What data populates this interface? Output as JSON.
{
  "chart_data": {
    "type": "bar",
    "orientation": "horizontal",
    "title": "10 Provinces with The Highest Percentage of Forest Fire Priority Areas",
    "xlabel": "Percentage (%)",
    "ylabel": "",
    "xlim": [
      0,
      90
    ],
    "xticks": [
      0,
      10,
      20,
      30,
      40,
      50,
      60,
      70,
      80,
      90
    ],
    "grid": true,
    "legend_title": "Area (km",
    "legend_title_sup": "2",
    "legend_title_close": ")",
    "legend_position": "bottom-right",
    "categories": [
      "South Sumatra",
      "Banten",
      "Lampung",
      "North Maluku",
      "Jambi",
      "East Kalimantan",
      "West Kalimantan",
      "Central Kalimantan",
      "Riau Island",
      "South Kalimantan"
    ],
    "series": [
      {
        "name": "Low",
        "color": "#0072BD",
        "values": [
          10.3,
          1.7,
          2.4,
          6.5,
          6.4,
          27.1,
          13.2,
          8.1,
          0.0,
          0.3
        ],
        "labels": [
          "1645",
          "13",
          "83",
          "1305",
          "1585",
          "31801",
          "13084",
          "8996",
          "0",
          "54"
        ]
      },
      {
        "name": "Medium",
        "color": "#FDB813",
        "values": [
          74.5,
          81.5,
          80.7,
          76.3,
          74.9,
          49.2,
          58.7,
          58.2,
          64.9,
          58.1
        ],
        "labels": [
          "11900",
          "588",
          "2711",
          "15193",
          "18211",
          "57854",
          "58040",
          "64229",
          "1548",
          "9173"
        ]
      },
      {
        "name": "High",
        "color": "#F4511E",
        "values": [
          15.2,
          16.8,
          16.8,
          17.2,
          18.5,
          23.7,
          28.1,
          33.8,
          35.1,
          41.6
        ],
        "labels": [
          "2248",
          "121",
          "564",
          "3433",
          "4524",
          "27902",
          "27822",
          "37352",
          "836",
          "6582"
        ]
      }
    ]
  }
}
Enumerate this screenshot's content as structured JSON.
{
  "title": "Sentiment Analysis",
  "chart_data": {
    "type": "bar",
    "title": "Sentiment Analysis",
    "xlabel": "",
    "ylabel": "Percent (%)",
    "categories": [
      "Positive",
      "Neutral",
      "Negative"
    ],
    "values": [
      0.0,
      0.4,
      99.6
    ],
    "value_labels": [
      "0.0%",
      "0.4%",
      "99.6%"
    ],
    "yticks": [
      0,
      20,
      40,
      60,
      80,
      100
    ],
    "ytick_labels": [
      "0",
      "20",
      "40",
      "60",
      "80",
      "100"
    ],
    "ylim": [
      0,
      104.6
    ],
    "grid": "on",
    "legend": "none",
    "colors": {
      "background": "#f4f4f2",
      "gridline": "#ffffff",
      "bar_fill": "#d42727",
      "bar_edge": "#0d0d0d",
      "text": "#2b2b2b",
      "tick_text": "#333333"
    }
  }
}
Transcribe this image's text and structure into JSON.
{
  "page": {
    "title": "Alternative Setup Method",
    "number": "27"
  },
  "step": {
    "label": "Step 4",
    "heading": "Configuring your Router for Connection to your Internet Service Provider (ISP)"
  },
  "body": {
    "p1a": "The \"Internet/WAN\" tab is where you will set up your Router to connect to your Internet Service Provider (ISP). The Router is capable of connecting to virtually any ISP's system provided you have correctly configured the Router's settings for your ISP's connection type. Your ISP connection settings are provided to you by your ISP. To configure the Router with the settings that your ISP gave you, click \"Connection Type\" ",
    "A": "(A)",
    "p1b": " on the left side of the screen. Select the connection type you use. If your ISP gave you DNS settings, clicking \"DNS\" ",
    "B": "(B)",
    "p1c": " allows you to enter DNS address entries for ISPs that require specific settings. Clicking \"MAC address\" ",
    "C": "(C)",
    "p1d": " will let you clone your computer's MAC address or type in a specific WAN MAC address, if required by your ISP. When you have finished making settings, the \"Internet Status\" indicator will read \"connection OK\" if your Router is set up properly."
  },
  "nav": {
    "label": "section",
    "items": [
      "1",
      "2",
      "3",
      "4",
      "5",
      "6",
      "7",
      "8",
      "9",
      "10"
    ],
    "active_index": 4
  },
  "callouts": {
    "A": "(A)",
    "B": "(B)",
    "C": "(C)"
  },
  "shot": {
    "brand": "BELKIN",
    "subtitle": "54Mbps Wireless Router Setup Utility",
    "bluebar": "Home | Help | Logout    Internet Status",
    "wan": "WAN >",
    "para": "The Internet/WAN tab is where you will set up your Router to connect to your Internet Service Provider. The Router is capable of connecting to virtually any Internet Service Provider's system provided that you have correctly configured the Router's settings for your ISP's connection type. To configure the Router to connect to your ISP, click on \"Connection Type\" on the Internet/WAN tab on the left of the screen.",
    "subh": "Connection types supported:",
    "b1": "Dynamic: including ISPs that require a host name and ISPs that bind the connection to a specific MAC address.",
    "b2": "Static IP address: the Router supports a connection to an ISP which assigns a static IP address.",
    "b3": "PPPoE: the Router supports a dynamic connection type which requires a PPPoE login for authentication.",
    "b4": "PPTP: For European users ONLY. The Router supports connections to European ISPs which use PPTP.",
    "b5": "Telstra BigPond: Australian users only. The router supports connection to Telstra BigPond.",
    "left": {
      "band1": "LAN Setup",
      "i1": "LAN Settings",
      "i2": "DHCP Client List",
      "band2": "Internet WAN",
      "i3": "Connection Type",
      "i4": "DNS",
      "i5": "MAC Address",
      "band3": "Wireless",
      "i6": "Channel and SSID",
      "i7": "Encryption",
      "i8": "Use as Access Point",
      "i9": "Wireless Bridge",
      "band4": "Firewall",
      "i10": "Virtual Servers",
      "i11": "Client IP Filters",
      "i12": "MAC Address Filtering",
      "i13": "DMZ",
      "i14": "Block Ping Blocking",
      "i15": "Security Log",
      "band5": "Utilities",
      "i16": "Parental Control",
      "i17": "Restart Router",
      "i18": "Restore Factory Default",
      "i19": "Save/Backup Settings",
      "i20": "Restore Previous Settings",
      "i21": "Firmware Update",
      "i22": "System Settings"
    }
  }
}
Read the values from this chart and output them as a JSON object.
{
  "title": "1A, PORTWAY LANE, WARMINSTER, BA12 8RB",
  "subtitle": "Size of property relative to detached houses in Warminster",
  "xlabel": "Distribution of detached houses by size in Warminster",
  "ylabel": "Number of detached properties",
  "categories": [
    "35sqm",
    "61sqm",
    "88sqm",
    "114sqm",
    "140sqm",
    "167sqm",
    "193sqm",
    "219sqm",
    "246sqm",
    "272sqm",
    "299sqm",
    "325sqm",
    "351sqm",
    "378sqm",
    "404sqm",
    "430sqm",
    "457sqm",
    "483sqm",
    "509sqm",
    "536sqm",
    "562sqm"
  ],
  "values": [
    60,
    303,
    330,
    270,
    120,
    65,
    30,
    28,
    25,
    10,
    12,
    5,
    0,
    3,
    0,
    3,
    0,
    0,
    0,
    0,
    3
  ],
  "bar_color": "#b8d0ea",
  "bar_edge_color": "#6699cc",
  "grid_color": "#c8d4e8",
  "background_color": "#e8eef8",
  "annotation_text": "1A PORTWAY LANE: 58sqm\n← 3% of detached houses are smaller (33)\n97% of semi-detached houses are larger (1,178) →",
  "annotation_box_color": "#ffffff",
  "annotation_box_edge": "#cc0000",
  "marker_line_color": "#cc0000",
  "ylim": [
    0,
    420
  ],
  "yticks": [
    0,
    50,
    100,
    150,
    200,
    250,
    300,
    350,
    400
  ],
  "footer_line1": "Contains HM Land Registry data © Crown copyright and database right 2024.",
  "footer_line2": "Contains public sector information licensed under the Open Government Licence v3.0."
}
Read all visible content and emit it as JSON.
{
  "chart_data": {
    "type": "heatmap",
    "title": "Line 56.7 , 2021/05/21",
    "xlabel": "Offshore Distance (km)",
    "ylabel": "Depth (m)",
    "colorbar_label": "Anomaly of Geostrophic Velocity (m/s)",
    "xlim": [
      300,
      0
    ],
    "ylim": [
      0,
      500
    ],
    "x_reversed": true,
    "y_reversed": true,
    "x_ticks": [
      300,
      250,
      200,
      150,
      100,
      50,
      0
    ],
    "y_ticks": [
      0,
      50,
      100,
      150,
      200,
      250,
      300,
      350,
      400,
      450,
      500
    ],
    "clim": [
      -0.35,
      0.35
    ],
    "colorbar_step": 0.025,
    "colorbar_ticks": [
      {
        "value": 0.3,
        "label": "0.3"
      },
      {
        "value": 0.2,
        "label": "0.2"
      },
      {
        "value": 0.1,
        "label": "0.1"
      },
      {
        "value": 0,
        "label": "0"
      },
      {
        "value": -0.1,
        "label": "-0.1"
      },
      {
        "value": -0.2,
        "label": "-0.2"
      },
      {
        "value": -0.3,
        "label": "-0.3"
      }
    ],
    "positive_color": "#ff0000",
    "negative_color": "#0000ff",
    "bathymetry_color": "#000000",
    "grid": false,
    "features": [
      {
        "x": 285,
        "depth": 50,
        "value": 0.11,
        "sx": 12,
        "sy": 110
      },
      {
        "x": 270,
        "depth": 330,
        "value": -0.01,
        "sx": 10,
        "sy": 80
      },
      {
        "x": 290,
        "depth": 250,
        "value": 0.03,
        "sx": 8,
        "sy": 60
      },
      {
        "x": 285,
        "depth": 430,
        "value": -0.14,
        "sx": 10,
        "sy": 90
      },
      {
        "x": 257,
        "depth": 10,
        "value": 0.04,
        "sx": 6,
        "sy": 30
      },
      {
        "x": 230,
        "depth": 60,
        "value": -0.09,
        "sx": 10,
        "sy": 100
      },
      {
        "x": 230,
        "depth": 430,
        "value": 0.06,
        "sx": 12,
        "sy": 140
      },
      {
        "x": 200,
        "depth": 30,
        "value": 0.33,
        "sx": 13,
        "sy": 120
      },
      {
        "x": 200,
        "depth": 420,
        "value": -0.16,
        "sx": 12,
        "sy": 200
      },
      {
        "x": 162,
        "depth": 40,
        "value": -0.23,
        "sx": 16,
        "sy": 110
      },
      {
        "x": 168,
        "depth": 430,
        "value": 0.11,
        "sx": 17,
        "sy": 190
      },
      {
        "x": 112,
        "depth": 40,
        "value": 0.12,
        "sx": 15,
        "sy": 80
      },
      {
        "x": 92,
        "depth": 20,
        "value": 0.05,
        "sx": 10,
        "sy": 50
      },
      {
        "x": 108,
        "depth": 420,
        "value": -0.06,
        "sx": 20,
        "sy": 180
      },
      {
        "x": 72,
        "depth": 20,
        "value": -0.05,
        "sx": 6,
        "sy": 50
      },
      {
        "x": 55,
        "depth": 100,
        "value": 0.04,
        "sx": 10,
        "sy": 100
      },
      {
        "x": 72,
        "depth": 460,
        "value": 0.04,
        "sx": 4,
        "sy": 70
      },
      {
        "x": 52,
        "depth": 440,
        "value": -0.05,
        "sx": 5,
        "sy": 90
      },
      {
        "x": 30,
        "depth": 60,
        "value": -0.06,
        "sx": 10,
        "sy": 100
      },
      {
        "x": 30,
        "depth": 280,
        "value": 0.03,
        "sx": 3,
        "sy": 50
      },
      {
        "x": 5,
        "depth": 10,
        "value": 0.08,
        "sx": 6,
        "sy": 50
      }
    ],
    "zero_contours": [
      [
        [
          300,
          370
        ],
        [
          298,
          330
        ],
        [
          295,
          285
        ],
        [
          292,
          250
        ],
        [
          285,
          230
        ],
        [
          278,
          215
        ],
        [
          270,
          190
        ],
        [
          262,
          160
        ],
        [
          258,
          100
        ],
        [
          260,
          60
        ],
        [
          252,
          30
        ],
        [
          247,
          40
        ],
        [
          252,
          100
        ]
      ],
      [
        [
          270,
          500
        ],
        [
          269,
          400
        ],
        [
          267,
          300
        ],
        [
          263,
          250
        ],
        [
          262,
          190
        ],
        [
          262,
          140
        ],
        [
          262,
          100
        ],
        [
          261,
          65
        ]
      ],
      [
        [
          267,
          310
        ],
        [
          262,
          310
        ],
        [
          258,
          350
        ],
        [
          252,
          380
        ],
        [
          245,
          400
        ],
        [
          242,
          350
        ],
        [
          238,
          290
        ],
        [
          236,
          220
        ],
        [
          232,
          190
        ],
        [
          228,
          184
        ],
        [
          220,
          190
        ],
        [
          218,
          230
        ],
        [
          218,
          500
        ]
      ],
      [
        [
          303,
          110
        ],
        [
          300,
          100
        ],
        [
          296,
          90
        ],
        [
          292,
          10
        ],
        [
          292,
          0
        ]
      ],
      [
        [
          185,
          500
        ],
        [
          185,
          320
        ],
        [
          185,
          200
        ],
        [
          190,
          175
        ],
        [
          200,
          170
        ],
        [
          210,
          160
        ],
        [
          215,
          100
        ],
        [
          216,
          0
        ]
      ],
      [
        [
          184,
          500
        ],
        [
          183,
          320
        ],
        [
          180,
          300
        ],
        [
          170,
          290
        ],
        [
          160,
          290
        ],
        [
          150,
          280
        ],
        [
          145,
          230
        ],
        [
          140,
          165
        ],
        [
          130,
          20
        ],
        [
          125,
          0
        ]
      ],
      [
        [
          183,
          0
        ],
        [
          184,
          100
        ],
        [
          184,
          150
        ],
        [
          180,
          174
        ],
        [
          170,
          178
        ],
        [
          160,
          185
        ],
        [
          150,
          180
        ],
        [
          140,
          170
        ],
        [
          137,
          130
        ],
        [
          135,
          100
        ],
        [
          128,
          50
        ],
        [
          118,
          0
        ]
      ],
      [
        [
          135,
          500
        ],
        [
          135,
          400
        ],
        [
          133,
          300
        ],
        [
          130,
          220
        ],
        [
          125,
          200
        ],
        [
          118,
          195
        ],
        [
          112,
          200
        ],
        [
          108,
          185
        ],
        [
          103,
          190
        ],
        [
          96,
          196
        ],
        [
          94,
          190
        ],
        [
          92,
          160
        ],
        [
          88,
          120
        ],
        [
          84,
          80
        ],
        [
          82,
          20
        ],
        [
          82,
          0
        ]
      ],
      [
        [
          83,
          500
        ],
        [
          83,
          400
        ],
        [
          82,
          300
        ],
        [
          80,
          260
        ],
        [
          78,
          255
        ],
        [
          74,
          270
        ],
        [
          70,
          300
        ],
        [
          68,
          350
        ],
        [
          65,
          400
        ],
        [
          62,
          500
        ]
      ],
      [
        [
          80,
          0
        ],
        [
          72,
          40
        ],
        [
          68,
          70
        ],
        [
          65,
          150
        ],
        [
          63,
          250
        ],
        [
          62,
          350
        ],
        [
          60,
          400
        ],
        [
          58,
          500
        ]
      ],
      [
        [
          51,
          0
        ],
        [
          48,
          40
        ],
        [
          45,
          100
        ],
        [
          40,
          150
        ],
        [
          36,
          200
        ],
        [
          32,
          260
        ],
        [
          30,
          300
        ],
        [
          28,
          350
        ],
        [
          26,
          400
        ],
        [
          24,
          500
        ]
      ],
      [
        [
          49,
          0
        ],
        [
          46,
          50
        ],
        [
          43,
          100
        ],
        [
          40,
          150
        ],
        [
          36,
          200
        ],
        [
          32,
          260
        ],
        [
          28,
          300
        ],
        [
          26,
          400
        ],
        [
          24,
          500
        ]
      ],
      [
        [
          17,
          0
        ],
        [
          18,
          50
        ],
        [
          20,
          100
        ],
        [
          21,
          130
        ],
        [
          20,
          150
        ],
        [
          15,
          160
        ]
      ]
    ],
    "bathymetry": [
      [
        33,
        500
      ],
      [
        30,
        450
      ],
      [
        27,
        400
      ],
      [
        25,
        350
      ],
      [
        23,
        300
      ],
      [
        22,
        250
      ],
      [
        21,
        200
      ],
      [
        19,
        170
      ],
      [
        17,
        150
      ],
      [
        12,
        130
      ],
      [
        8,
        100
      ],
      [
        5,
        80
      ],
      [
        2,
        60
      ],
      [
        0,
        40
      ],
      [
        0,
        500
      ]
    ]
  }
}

┄┄┄┄┄┄

■ PROBLEM ■
Show every line of the records above that contains the word "Status".

■ PROBLEM SOLUTION ■
    "p1d": " will let you clone your computer's MAC address or type in a specific WAN MAC address, if required by your ISP. When you have finished making settings, the \"Internet Status\" indicator will read \"connection OK\" if your Router is set up properly."
    "bluebar": "Home | Help | Logout    Internet Status",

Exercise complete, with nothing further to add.